— begin Given data —

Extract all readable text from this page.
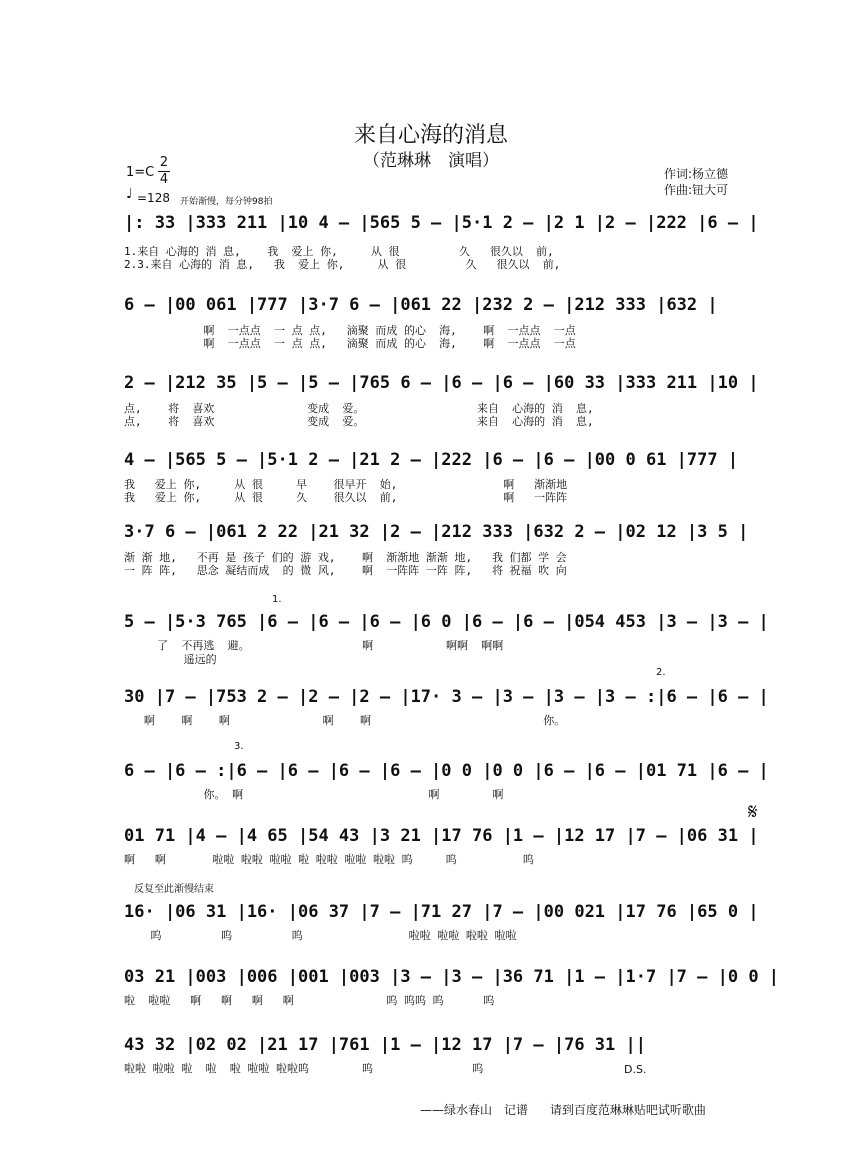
来自心海的消息
（范琳琳　演唱）
1=C
2
4
♩ =128 开始渐慢，每分钟98拍
作词:杨立德
作曲:钮大可
|: 33 |333 211 |10 4 — |565 5 — |5·1 2 — |2 1 |2 — |222 |6 — |
1.来自 心海的 消 息,    我  爱上 你,     从 很         久   很久以  前,
2.3.来自 心海的 消 息,   我  爱上 你,     从 很         久   很久以  前,
6 — |00 061 |777 |3·7 6 — |061 22 |232 2 — |212 333 |632 |
啊  一点点  一 点 点,   滴聚 而成 的心  海,    啊  一点点  一点
啊  一点点  一 点 点,   滴聚 而成 的心  海,    啊  一点点  一点
2 — |212 35 |5 — |5 — |765 6 — |6 — |6 — |60 33 |333 211 |10 |
点,    将  喜欢              变成  爱。                 来自  心海的 消  息,
点,    将  喜欢              变成  爱。                 来自  心海的 消  息,
4 — |565 5 — |5·1 2 — |21 2 — |222 |6 — |6 — |00 0 61 |777 |
我   爱上 你,     从 很     早    很早开  始,                啊   渐渐地
我   爱上 你,     从 很     久    很久以  前,                啊   一阵阵
3·7 6 — |061 2 22 |21 32 |2 — |212 333 |632 2 — |02 12 |3 5 |
渐 渐 地,   不再 是 孩子 们的 游 戏,    啊  渐渐地 渐渐 地,   我 们都 学 会
一 阵 阵,   思念 凝结而成  的 微 风,    啊  一阵阵 一阵 阵,   将 祝福 吹 向
1.
5 — |5·3 765 |6 — |6 — |6 — |6 0 |6 — |6 — |054 453 |3 — |3 — |
了  不再逃  避。                 啊           啊啊  啊啊
遥远的
2.
30 |7 — |753 2 — |2 — |2 — |17· 3 — |3 — |3 — |3 — :|6 — |6 — |
啊    啊    啊              啊    啊                          你。
3.
6 — |6 — :|6 — |6 — |6 — |6 — |0 0 |0 0 |6 — |6 — |01 71 |6 — |
你。 啊                            啊        啊
𝄋
01 71 |4 — |4 65 |54 43 |3 21 |17 76 |1 — |12 17 |7 — |06 31 |
啊   啊       啦啦 啦啦 啦啦 啦 啦啦 啦啦 啦啦 呜     呜          呜
反复至此渐慢结束
16· |06 31 |16· |06 37 |7 — |71 27 |7 — |00 021 |17 76 |65 0 |
呜         呜         呜                啦啦 啦啦 啦啦 啦啦
03 21 |003 |006 |001 |003 |3 — |3 — |36 71 |1 — |1·7 |7 — |0 0 |
啦  啦啦   啊   啊   啊   啊              呜 呜呜 呜      呜
43 32 |02 02 |21 17 |761 |1 — |12 17 |7 — |76 31 ||
啦啦 啦啦 啦  啦  啦 啦啦 啦啦呜        呜               呜	D.S.
——绿水春山　记谱 请到百度范琳琳贴吧试听歌曲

— end Given data —

• _The request_:
Output the entries above exactly. Drop the pictures.

• _Exercise answer_:
Extract all readable text from this page.
来自心海的消息
（范琳琳　演唱）
1=C
2
4
♩ =128 开始渐慢，每分钟98拍
作词:杨立德
作曲:钮大可
|: 33 |333 211 |10 4 — |565 5 — |5·1 2 — |2 1 |2 — |222 |6 — |
1.来自 心海的 消 息,    我  爱上 你,     从 很         久   很久以  前,
2.3.来自 心海的 消 息,   我  爱上 你,     从 很         久   很久以  前,
6 — |00 061 |777 |3·7 6 — |061 22 |232 2 — |212 333 |632 |
啊  一点点  一 点 点,   滴聚 而成 的心  海,    啊  一点点  一点
啊  一点点  一 点 点,   滴聚 而成 的心  海,    啊  一点点  一点
2 — |212 35 |5 — |5 — |765 6 — |6 — |6 — |60 33 |333 211 |10 |
点,    将  喜欢              变成  爱。                 来自  心海的 消  息,
点,    将  喜欢              变成  爱。                 来自  心海的 消  息,
4 — |565 5 — |5·1 2 — |21 2 — |222 |6 — |6 — |00 0 61 |777 |
我   爱上 你,     从 很     早    很早开  始,                啊   渐渐地
我   爱上 你,     从 很     久    很久以  前,                啊   一阵阵
3·7 6 — |061 2 22 |21 32 |2 — |212 333 |632 2 — |02 12 |3 5 |
渐 渐 地,   不再 是 孩子 们的 游 戏,    啊  渐渐地 渐渐 地,   我 们都 学 会
一 阵 阵,   思念 凝结而成  的 微 风,    啊  一阵阵 一阵 阵,   将 祝福 吹 向
1.
5 — |5·3 765 |6 — |6 — |6 — |6 0 |6 — |6 — |054 453 |3 — |3 — |
了  不再逃  避。                 啊           啊啊  啊啊
遥远的
2.
30 |7 — |753 2 — |2 — |2 — |17· 3 — |3 — |3 — |3 — :|6 — |6 — |
啊    啊    啊              啊    啊                          你。
3.
6 — |6 — :|6 — |6 — |6 — |6 — |0 0 |0 0 |6 — |6 — |01 71 |6 — |
你。 啊                            啊        啊
𝄋
01 71 |4 — |4 65 |54 43 |3 21 |17 76 |1 — |12 17 |7 — |06 31 |
啊   啊       啦啦 啦啦 啦啦 啦 啦啦 啦啦 啦啦 呜     呜          呜
反复至此渐慢结束
16· |06 31 |16· |06 37 |7 — |71 27 |7 — |00 021 |17 76 |65 0 |
呜         呜         呜                啦啦 啦啦 啦啦 啦啦
03 21 |003 |006 |001 |003 |3 — |3 — |36 71 |1 — |1·7 |7 — |0 0 |
啦  啦啦   啊   啊   啊   啊              呜 呜呜 呜      呜
43 32 |02 02 |21 17 |761 |1 — |12 17 |7 — |76 31 ||
啦啦 啦啦 啦  啦  啦 啦啦 啦啦呜        呜               呜	D.S.
——绿水春山　记谱 请到百度范琳琳贴吧试听歌曲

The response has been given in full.